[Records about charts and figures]
━━━━━━━━━━━━━━━━━━━━━━━━━━━━━━
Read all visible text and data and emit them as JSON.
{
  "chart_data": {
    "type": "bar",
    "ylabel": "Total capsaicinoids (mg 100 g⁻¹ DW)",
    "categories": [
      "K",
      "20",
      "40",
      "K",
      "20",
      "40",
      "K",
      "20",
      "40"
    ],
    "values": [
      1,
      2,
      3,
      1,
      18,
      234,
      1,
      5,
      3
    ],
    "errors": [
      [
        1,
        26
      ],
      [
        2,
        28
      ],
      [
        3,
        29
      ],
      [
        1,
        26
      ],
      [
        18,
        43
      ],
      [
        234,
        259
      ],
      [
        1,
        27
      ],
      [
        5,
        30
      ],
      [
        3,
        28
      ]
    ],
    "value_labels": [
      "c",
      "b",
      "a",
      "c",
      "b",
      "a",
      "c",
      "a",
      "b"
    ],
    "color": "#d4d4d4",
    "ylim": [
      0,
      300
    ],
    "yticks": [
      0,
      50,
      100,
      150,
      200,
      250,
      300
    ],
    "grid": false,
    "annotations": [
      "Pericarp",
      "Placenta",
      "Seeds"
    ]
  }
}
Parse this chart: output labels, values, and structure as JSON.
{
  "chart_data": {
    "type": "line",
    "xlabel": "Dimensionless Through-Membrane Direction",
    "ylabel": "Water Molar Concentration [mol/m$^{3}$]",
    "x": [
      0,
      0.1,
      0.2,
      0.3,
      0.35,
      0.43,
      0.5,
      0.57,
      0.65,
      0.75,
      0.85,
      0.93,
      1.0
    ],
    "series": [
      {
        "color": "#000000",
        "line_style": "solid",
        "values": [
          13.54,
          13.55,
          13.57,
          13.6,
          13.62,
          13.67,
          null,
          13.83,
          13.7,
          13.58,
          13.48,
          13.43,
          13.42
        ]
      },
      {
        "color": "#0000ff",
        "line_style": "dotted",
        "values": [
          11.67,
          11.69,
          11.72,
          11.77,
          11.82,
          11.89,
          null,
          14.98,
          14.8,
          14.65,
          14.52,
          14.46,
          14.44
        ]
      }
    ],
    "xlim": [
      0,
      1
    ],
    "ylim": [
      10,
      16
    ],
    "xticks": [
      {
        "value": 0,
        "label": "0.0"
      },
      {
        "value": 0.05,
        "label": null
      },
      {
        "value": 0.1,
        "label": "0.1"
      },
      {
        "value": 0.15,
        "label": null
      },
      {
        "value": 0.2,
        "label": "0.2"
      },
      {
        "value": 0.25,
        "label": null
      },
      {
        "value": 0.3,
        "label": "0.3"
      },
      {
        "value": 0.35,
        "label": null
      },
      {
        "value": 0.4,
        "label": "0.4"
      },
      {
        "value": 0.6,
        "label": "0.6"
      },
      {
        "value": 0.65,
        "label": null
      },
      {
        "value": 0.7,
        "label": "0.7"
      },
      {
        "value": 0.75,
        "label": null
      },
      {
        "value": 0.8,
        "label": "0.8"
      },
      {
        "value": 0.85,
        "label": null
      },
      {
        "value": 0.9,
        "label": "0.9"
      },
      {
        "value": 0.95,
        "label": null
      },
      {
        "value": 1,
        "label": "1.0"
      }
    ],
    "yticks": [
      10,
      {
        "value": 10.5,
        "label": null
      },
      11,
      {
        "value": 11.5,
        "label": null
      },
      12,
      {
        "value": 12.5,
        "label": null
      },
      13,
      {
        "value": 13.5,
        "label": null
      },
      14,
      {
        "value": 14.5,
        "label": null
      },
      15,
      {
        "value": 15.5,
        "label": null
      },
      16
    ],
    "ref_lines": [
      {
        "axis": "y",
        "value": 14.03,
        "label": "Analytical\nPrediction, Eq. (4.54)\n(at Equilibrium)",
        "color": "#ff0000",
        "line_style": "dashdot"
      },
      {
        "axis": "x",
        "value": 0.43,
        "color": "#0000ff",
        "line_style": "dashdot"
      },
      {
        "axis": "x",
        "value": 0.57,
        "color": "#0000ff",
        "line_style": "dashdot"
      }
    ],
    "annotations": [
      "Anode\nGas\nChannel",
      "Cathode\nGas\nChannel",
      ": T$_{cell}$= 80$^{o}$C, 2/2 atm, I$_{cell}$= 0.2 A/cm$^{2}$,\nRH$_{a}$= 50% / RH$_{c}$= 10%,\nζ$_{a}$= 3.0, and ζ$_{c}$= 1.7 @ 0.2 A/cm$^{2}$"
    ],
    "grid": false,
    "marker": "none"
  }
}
━━━━━━━━━━━━━━━━━━━━━━━━━━━━━━
Task prompt: Write down the full listing again, exactly.

Exercise output:
Read all visible text and data and emit them as JSON.
{
  "chart_data": {
    "type": "bar",
    "ylabel": "Total capsaicinoids (mg 100 g⁻¹ DW)",
    "categories": [
      "K",
      "20",
      "40",
      "K",
      "20",
      "40",
      "K",
      "20",
      "40"
    ],
    "values": [
      1,
      2,
      3,
      1,
      18,
      234,
      1,
      5,
      3
    ],
    "errors": [
      [
        1,
        26
      ],
      [
        2,
        28
      ],
      [
        3,
        29
      ],
      [
        1,
        26
      ],
      [
        18,
        43
      ],
      [
        234,
        259
      ],
      [
        1,
        27
      ],
      [
        5,
        30
      ],
      [
        3,
        28
      ]
    ],
    "value_labels": [
      "c",
      "b",
      "a",
      "c",
      "b",
      "a",
      "c",
      "a",
      "b"
    ],
    "color": "#d4d4d4",
    "ylim": [
      0,
      300
    ],
    "yticks": [
      0,
      50,
      100,
      150,
      200,
      250,
      300
    ],
    "grid": false,
    "annotations": [
      "Pericarp",
      "Placenta",
      "Seeds"
    ]
  }
}
Parse this chart: output labels, values, and structure as JSON.
{
  "chart_data": {
    "type": "line",
    "xlabel": "Dimensionless Through-Membrane Direction",
    "ylabel": "Water Molar Concentration [mol/m$^{3}$]",
    "x": [
      0,
      0.1,
      0.2,
      0.3,
      0.35,
      0.43,
      0.5,
      0.57,
      0.65,
      0.75,
      0.85,
      0.93,
      1.0
    ],
    "series": [
      {
        "color": "#000000",
        "line_style": "solid",
        "values": [
          13.54,
          13.55,
          13.57,
          13.6,
          13.62,
          13.67,
          null,
          13.83,
          13.7,
          13.58,
          13.48,
          13.43,
          13.42
        ]
      },
      {
        "color": "#0000ff",
        "line_style": "dotted",
        "values": [
          11.67,
          11.69,
          11.72,
          11.77,
          11.82,
          11.89,
          null,
          14.98,
          14.8,
          14.65,
          14.52,
          14.46,
          14.44
        ]
      }
    ],
    "xlim": [
      0,
      1
    ],
    "ylim": [
      10,
      16
    ],
    "xticks": [
      {
        "value": 0,
        "label": "0.0"
      },
      {
        "value": 0.05,
        "label": null
      },
      {
        "value": 0.1,
        "label": "0.1"
      },
      {
        "value": 0.15,
        "label": null
      },
      {
        "value": 0.2,
        "label": "0.2"
      },
      {
        "value": 0.25,
        "label": null
      },
      {
        "value": 0.3,
        "label": "0.3"
      },
      {
        "value": 0.35,
        "label": null
      },
      {
        "value": 0.4,
        "label": "0.4"
      },
      {
        "value": 0.6,
        "label": "0.6"
      },
      {
        "value": 0.65,
        "label": null
      },
      {
        "value": 0.7,
        "label": "0.7"
      },
      {
        "value": 0.75,
        "label": null
      },
      {
        "value": 0.8,
        "label": "0.8"
      },
      {
        "value": 0.85,
        "label": null
      },
      {
        "value": 0.9,
        "label": "0.9"
      },
      {
        "value": 0.95,
        "label": null
      },
      {
        "value": 1,
        "label": "1.0"
      }
    ],
    "yticks": [
      10,
      {
        "value": 10.5,
        "label": null
      },
      11,
      {
        "value": 11.5,
        "label": null
      },
      12,
      {
        "value": 12.5,
        "label": null
      },
      13,
      {
        "value": 13.5,
        "label": null
      },
      14,
      {
        "value": 14.5,
        "label": null
      },
      15,
      {
        "value": 15.5,
        "label": null
      },
      16
    ],
    "ref_lines": [
      {
        "axis": "y",
        "value": 14.03,
        "label": "Analytical\nPrediction, Eq. (4.54)\n(at Equilibrium)",
        "color": "#ff0000",
        "line_style": "dashdot"
      },
      {
        "axis": "x",
        "value": 0.43,
        "color": "#0000ff",
        "line_style": "dashdot"
      },
      {
        "axis": "x",
        "value": 0.57,
        "color": "#0000ff",
        "line_style": "dashdot"
      }
    ],
    "annotations": [
      "Anode\nGas\nChannel",
      "Cathode\nGas\nChannel",
      ": T$_{cell}$= 80$^{o}$C, 2/2 atm, I$_{cell}$= 0.2 A/cm$^{2}$,\nRH$_{a}$= 50% / RH$_{c}$= 10%,\nζ$_{a}$= 3.0, and ζ$_{c}$= 1.7 @ 0.2 A/cm$^{2}$"
    ],
    "grid": false,
    "marker": "none"
  }
}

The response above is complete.